▶ Exercise task
Leave out the images; return the rest of the data exactly.

▶ Items
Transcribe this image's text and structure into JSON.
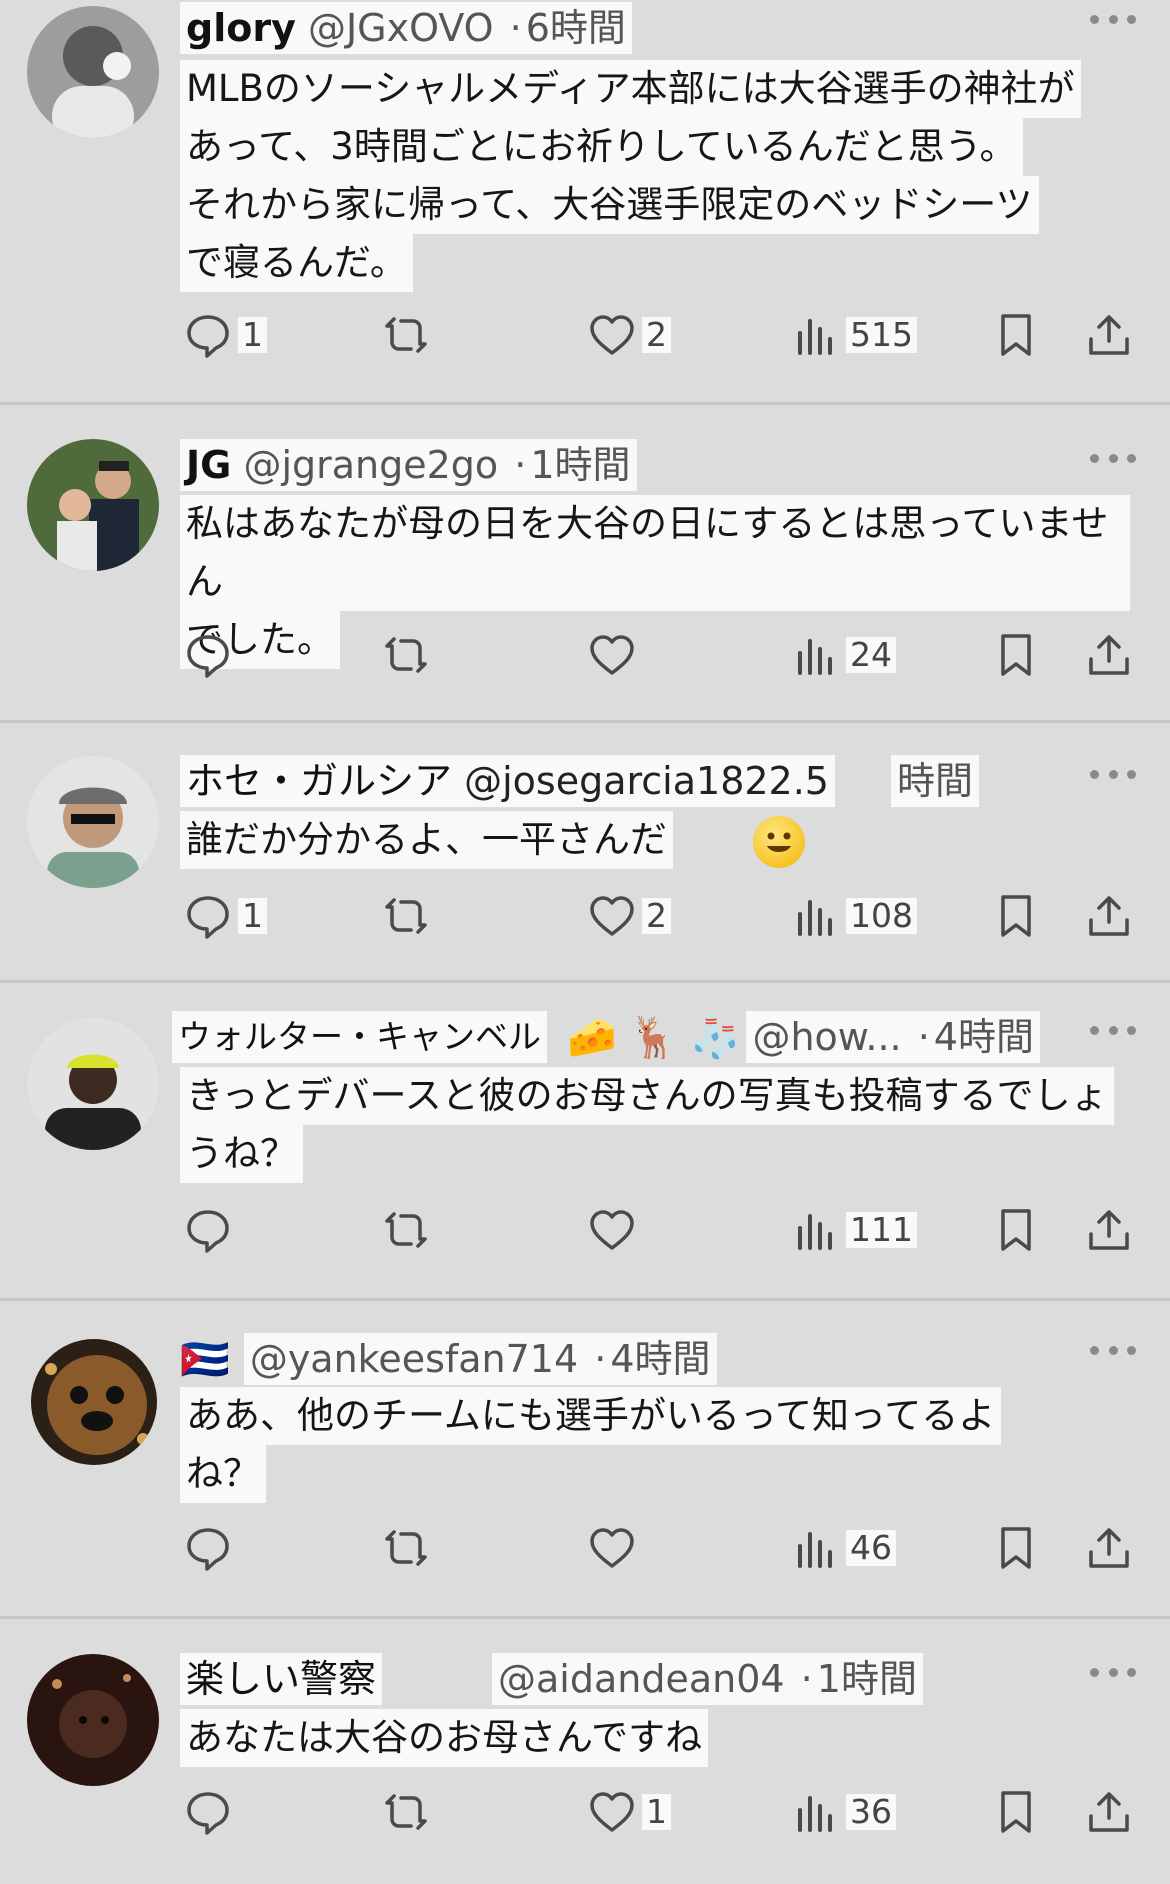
{
  "posts": [
    {
      "name": "glory",
      "handle": "@JGxOVO",
      "dot": "·",
      "time": "6時間",
      "avatar_icon": "avatar-photo-icon",
      "lines": [
        "MLBのソーシャルメディア本部には大谷選手の神社が",
        "あって、3時間ごとにお祈りしているんだと思う。",
        "それから家に帰って、大谷選手限定のベッドシーツ",
        "で寝るんだ。"
      ],
      "replies": "1",
      "reposts": "",
      "likes": "2",
      "views": "515"
    },
    {
      "name": "JG",
      "handle": "@jgrange2go",
      "dot": "·",
      "time": "1時間",
      "avatar_icon": "avatar-photo-icon",
      "lines": [
        "私はあなたが母の日を大谷の日にするとは思っていません",
        "でした。"
      ],
      "replies": "",
      "reposts": "",
      "likes": "",
      "views": "24"
    },
    {
      "name": "ホセ・ガルシア",
      "handle": "@josegarcia1822.5",
      "dot": "",
      "time": "時間",
      "avatar_icon": "avatar-photo-icon",
      "lines": [
        "誰だか分かるよ、一平さんだ"
      ],
      "emoji": "smiley-emoji",
      "replies": "1",
      "reposts": "",
      "likes": "2",
      "views": "108"
    },
    {
      "name": "ウォルター・キャンベル",
      "handle": "@how...",
      "dot": "·",
      "time": "4時間",
      "avatar_icon": "avatar-photo-icon",
      "name_emojis": [
        "🧀",
        "🦌",
        "🧦"
      ],
      "lines": [
        "きっとデバースと彼のお母さんの写真も投稿するでしょ",
        "うね？"
      ],
      "replies": "",
      "reposts": "",
      "likes": "",
      "views": "111"
    },
    {
      "name": "",
      "flag": "🇨🇺",
      "handle": "@yankeesfan714",
      "dot": "·",
      "time": "4時間",
      "avatar_icon": "avatar-photo-icon",
      "lines": [
        "ああ、他のチームにも選手がいるって知ってるよ",
        "ね？"
      ],
      "replies": "",
      "reposts": "",
      "likes": "",
      "views": "46"
    },
    {
      "name": "楽しい警察",
      "handle": "@aidandean04",
      "dot": "·",
      "time": "1時間",
      "avatar_icon": "avatar-photo-icon",
      "lines": [
        "あなたは大谷のお母さんですね"
      ],
      "replies": "",
      "reposts": "",
      "likes": "1",
      "views": "36"
    }
  ],
  "colors": {
    "icon": "#4a4a4a",
    "background": "#dcdcdc",
    "divider": "#c7c7c7"
  }
}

▶ Written response
Transcribe this image's text and structure into JSON.
{
  "posts": [
    {
      "name": "glory",
      "handle": "@JGxOVO",
      "dot": "·",
      "time": "6時間",
      "avatar_icon": "avatar-photo-icon",
      "lines": [
        "MLBのソーシャルメディア本部には大谷選手の神社が",
        "あって、3時間ごとにお祈りしているんだと思う。",
        "それから家に帰って、大谷選手限定のベッドシーツ",
        "で寝るんだ。"
      ],
      "replies": "1",
      "reposts": "",
      "likes": "2",
      "views": "515"
    },
    {
      "name": "JG",
      "handle": "@jgrange2go",
      "dot": "·",
      "time": "1時間",
      "avatar_icon": "avatar-photo-icon",
      "lines": [
        "私はあなたが母の日を大谷の日にするとは思っていません",
        "でした。"
      ],
      "replies": "",
      "reposts": "",
      "likes": "",
      "views": "24"
    },
    {
      "name": "ホセ・ガルシア",
      "handle": "@josegarcia1822.5",
      "dot": "",
      "time": "時間",
      "avatar_icon": "avatar-photo-icon",
      "lines": [
        "誰だか分かるよ、一平さんだ"
      ],
      "emoji": "smiley-emoji",
      "replies": "1",
      "reposts": "",
      "likes": "2",
      "views": "108"
    },
    {
      "name": "ウォルター・キャンベル",
      "handle": "@how...",
      "dot": "·",
      "time": "4時間",
      "avatar_icon": "avatar-photo-icon",
      "name_emojis": [
        "🧀",
        "🦌",
        "🧦"
      ],
      "lines": [
        "きっとデバースと彼のお母さんの写真も投稿するでしょ",
        "うね？"
      ],
      "replies": "",
      "reposts": "",
      "likes": "",
      "views": "111"
    },
    {
      "name": "",
      "flag": "🇨🇺",
      "handle": "@yankeesfan714",
      "dot": "·",
      "time": "4時間",
      "avatar_icon": "avatar-photo-icon",
      "lines": [
        "ああ、他のチームにも選手がいるって知ってるよ",
        "ね？"
      ],
      "replies": "",
      "reposts": "",
      "likes": "",
      "views": "46"
    },
    {
      "name": "楽しい警察",
      "handle": "@aidandean04",
      "dot": "·",
      "time": "1時間",
      "avatar_icon": "avatar-photo-icon",
      "lines": [
        "あなたは大谷のお母さんですね"
      ],
      "replies": "",
      "reposts": "",
      "likes": "1",
      "views": "36"
    }
  ],
  "colors": {
    "icon": "#4a4a4a",
    "background": "#dcdcdc",
    "divider": "#c7c7c7"
  }
}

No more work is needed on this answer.